INPUT ROWS
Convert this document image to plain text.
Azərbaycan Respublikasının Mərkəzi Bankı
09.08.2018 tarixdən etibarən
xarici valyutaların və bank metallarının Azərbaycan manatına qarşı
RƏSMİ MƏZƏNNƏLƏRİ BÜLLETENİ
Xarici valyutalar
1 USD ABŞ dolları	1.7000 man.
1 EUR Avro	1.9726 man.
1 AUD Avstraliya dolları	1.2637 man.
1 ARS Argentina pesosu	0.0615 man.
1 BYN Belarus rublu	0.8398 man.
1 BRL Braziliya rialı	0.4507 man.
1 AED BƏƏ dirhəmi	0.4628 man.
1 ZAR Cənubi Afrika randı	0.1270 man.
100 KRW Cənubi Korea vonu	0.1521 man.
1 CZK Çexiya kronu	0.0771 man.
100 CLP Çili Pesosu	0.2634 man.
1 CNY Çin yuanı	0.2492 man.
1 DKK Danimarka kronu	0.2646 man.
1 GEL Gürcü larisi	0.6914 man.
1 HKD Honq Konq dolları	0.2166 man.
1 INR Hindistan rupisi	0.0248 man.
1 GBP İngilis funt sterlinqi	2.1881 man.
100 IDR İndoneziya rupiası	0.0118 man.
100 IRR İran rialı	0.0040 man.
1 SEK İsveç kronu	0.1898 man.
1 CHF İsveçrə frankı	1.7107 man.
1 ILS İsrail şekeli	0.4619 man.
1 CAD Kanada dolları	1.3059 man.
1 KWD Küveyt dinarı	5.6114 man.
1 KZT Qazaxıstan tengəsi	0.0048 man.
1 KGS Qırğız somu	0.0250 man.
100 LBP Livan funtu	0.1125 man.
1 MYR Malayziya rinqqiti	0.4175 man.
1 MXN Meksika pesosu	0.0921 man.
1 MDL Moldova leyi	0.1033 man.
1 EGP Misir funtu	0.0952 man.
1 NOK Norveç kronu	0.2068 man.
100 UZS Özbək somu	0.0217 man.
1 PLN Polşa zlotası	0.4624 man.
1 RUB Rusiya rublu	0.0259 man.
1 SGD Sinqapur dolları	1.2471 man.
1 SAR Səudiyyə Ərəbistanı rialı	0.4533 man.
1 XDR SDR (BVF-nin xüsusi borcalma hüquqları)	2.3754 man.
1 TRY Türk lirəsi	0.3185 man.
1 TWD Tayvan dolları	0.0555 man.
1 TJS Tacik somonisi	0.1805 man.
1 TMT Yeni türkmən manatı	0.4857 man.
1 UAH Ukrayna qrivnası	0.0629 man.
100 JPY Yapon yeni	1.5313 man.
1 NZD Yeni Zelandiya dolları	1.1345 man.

TASK STATEMENT
Reproduce all data above, unchanged.

TASK ANSWER
Convert this document image to plain text.
Azərbaycan Respublikasının Mərkəzi Bankı
09.08.2018 tarixdən etibarən
xarici valyutaların və bank metallarının Azərbaycan manatına qarşı
RƏSMİ MƏZƏNNƏLƏRİ BÜLLETENİ
Xarici valyutalar
1 USD ABŞ dolları	1.7000 man.
1 EUR Avro	1.9726 man.
1 AUD Avstraliya dolları	1.2637 man.
1 ARS Argentina pesosu	0.0615 man.
1 BYN Belarus rublu	0.8398 man.
1 BRL Braziliya rialı	0.4507 man.
1 AED BƏƏ dirhəmi	0.4628 man.
1 ZAR Cənubi Afrika randı	0.1270 man.
100 KRW Cənubi Korea vonu	0.1521 man.
1 CZK Çexiya kronu	0.0771 man.
100 CLP Çili Pesosu	0.2634 man.
1 CNY Çin yuanı	0.2492 man.
1 DKK Danimarka kronu	0.2646 man.
1 GEL Gürcü larisi	0.6914 man.
1 HKD Honq Konq dolları	0.2166 man.
1 INR Hindistan rupisi	0.0248 man.
1 GBP İngilis funt sterlinqi	2.1881 man.
100 IDR İndoneziya rupiası	0.0118 man.
100 IRR İran rialı	0.0040 man.
1 SEK İsveç kronu	0.1898 man.
1 CHF İsveçrə frankı	1.7107 man.
1 ILS İsrail şekeli	0.4619 man.
1 CAD Kanada dolları	1.3059 man.
1 KWD Küveyt dinarı	5.6114 man.
1 KZT Qazaxıstan tengəsi	0.0048 man.
1 KGS Qırğız somu	0.0250 man.
100 LBP Livan funtu	0.1125 man.
1 MYR Malayziya rinqqiti	0.4175 man.
1 MXN Meksika pesosu	0.0921 man.
1 MDL Moldova leyi	0.1033 man.
1 EGP Misir funtu	0.0952 man.
1 NOK Norveç kronu	0.2068 man.
100 UZS Özbək somu	0.0217 man.
1 PLN Polşa zlotası	0.4624 man.
1 RUB Rusiya rublu	0.0259 man.
1 SGD Sinqapur dolları	1.2471 man.
1 SAR Səudiyyə Ərəbistanı rialı	0.4533 man.
1 XDR SDR (BVF-nin xüsusi borcalma hüquqları)	2.3754 man.
1 TRY Türk lirəsi	0.3185 man.
1 TWD Tayvan dolları	0.0555 man.
1 TJS Tacik somonisi	0.1805 man.
1 TMT Yeni türkmən manatı	0.4857 man.
1 UAH Ukrayna qrivnası	0.0629 man.
100 JPY Yapon yeni	1.5313 man.
1 NZD Yeni Zelandiya dolları	1.1345 man.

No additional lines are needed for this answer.